> **WHAT YOU SHOULD DO**:
Each entry that follows must be output without any deviation.
# Start of LISTING
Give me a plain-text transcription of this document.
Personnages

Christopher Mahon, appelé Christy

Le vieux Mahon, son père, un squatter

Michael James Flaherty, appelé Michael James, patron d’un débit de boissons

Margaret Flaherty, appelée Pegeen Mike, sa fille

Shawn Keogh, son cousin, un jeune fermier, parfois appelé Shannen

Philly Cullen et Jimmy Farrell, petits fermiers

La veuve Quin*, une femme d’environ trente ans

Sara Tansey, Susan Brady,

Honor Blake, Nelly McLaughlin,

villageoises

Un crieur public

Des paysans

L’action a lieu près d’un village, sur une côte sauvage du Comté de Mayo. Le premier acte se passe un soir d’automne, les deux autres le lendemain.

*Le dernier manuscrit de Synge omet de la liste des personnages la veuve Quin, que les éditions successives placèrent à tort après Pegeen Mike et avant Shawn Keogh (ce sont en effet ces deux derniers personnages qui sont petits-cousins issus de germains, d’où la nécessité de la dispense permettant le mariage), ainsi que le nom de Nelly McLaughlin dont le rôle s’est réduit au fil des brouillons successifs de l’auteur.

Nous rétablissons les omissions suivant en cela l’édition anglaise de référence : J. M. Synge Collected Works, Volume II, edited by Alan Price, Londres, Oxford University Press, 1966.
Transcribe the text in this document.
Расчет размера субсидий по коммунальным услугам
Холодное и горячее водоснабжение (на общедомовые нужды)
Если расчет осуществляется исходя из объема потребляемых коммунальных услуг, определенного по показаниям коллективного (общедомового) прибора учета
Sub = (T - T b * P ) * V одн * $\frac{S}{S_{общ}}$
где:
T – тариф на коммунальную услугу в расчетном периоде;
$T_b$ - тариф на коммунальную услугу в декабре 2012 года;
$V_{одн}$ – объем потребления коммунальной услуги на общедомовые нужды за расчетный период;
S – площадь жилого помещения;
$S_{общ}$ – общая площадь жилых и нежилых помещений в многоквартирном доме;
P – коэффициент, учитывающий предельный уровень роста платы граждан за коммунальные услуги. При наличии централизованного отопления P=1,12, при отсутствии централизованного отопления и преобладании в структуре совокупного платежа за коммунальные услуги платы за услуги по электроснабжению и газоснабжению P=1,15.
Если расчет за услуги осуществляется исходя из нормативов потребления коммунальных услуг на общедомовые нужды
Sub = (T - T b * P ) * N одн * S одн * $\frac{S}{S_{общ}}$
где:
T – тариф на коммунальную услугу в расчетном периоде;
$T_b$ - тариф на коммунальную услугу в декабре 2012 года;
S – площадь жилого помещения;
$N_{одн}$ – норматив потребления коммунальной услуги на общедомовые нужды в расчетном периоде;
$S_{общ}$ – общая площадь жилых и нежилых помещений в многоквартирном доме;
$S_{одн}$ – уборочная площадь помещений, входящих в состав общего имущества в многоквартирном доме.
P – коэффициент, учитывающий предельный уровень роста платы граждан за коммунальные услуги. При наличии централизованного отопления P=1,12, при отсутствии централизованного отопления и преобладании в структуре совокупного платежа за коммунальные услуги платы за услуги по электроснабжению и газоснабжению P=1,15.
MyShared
# End of LISTING
> **RESULT OF THIS TASK**:
Give me a plain-text transcription of this document.
Personnages

Christopher Mahon, appelé Christy

Le vieux Mahon, son père, un squatter

Michael James Flaherty, appelé Michael James, patron d’un débit de boissons

Margaret Flaherty, appelée Pegeen Mike, sa fille

Shawn Keogh, son cousin, un jeune fermier, parfois appelé Shannen

Philly Cullen et Jimmy Farrell, petits fermiers

La veuve Quin*, une femme d’environ trente ans

Sara Tansey, Susan Brady,

Honor Blake, Nelly McLaughlin,

villageoises

Un crieur public

Des paysans

L’action a lieu près d’un village, sur une côte sauvage du Comté de Mayo. Le premier acte se passe un soir d’automne, les deux autres le lendemain.

*Le dernier manuscrit de Synge omet de la liste des personnages la veuve Quin, que les éditions successives placèrent à tort après Pegeen Mike et avant Shawn Keogh (ce sont en effet ces deux derniers personnages qui sont petits-cousins issus de germains, d’où la nécessité de la dispense permettant le mariage), ainsi que le nom de Nelly McLaughlin dont le rôle s’est réduit au fil des brouillons successifs de l’auteur.

Nous rétablissons les omissions suivant en cela l’édition anglaise de référence : J. M. Synge Collected Works, Volume II, edited by Alan Price, Londres, Oxford University Press, 1966.
Transcribe the text in this document.
Расчет размера субсидий по коммунальным услугам
Холодное и горячее водоснабжение (на общедомовые нужды)
Если расчет осуществляется исходя из объема потребляемых коммунальных услуг, определенного по показаниям коллективного (общедомового) прибора учета
Sub = (T - T b * P ) * V одн * $\frac{S}{S_{общ}}$
где:
T – тариф на коммунальную услугу в расчетном периоде;
$T_b$ - тариф на коммунальную услугу в декабре 2012 года;
$V_{одн}$ – объем потребления коммунальной услуги на общедомовые нужды за расчетный период;
S – площадь жилого помещения;
$S_{общ}$ – общая площадь жилых и нежилых помещений в многоквартирном доме;
P – коэффициент, учитывающий предельный уровень роста платы граждан за коммунальные услуги. При наличии централизованного отопления P=1,12, при отсутствии централизованного отопления и преобладании в структуре совокупного платежа за коммунальные услуги платы за услуги по электроснабжению и газоснабжению P=1,15.
Если расчет за услуги осуществляется исходя из нормативов потребления коммунальных услуг на общедомовые нужды
Sub = (T - T b * P ) * N одн * S одн * $\frac{S}{S_{общ}}$
где:
T – тариф на коммунальную услугу в расчетном периоде;
$T_b$ - тариф на коммунальную услугу в декабре 2012 года;
S – площадь жилого помещения;
$N_{одн}$ – норматив потребления коммунальной услуги на общедомовые нужды в расчетном периоде;
$S_{общ}$ – общая площадь жилых и нежилых помещений в многоквартирном доме;
$S_{одн}$ – уборочная площадь помещений, входящих в состав общего имущества в многоквартирном доме.
P – коэффициент, учитывающий предельный уровень роста платы граждан за коммунальные услуги. При наличии централизованного отопления P=1,12, при отсутствии централизованного отопления и преобладании в структуре совокупного платежа за коммунальные услуги платы за услуги по электроснабжению и газоснабжению P=1,15.
MyShared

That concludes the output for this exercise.